_Problem requirements_: Quote all of the entries word for word.

_Extracted records_:
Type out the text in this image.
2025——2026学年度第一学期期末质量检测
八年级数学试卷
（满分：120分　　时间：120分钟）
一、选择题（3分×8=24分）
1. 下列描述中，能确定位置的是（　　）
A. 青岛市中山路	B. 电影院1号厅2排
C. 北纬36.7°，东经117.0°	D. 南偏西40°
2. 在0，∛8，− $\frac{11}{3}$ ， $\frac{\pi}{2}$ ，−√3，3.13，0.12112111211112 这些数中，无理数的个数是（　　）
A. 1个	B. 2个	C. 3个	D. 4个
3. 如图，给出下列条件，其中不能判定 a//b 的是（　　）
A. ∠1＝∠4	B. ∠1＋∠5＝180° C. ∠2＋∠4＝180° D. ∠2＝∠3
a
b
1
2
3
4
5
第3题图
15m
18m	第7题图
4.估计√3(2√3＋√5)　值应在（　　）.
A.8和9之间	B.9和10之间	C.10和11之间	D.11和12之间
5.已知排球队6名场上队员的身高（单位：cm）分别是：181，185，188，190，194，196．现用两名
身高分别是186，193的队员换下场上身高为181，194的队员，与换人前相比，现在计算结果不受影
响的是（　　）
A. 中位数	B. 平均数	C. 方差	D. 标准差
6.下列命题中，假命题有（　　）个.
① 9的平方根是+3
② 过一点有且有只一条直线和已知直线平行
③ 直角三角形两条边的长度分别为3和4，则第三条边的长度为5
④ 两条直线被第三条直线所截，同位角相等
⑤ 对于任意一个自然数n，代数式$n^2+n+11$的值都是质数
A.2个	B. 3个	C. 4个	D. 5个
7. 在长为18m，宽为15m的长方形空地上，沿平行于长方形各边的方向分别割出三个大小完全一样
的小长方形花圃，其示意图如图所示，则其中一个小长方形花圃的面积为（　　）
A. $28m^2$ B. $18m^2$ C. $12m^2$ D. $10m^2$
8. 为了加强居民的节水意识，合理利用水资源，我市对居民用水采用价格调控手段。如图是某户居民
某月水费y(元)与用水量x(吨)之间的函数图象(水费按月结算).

_Task answer_:
Type out the text in this image.
2025——2026学年度第一学期期末质量检测
八年级数学试卷
（满分：120分　　时间：120分钟）
一、选择题（3分×8=24分）
1. 下列描述中，能确定位置的是（　　）
A. 青岛市中山路	B. 电影院1号厅2排
C. 北纬36.7°，东经117.0°	D. 南偏西40°
2. 在0，∛8，− $\frac{11}{3}$ ， $\frac{\pi}{2}$ ，−√3，3.13，0.12112111211112 这些数中，无理数的个数是（　　）
A. 1个	B. 2个	C. 3个	D. 4个
3. 如图，给出下列条件，其中不能判定 a//b 的是（　　）
A. ∠1＝∠4	B. ∠1＋∠5＝180° C. ∠2＋∠4＝180° D. ∠2＝∠3
a
b
1
2
3
4
5
第3题图
15m
18m	第7题图
4.估计√3(2√3＋√5)　值应在（　　）.
A.8和9之间	B.9和10之间	C.10和11之间	D.11和12之间
5.已知排球队6名场上队员的身高（单位：cm）分别是：181，185，188，190，194，196．现用两名
身高分别是186，193的队员换下场上身高为181，194的队员，与换人前相比，现在计算结果不受影
响的是（　　）
A. 中位数	B. 平均数	C. 方差	D. 标准差
6.下列命题中，假命题有（　　）个.
① 9的平方根是+3
② 过一点有且有只一条直线和已知直线平行
③ 直角三角形两条边的长度分别为3和4，则第三条边的长度为5
④ 两条直线被第三条直线所截，同位角相等
⑤ 对于任意一个自然数n，代数式$n^2+n+11$的值都是质数
A.2个	B. 3个	C. 4个	D. 5个
7. 在长为18m，宽为15m的长方形空地上，沿平行于长方形各边的方向分别割出三个大小完全一样
的小长方形花圃，其示意图如图所示，则其中一个小长方形花圃的面积为（　　）
A. $28m^2$ B. $18m^2$ C. $12m^2$ D. $10m^2$
8. 为了加强居民的节水意识，合理利用水资源，我市对居民用水采用价格调控手段。如图是某户居民
某月水费y(元)与用水量x(吨)之间的函数图象(水费按月结算).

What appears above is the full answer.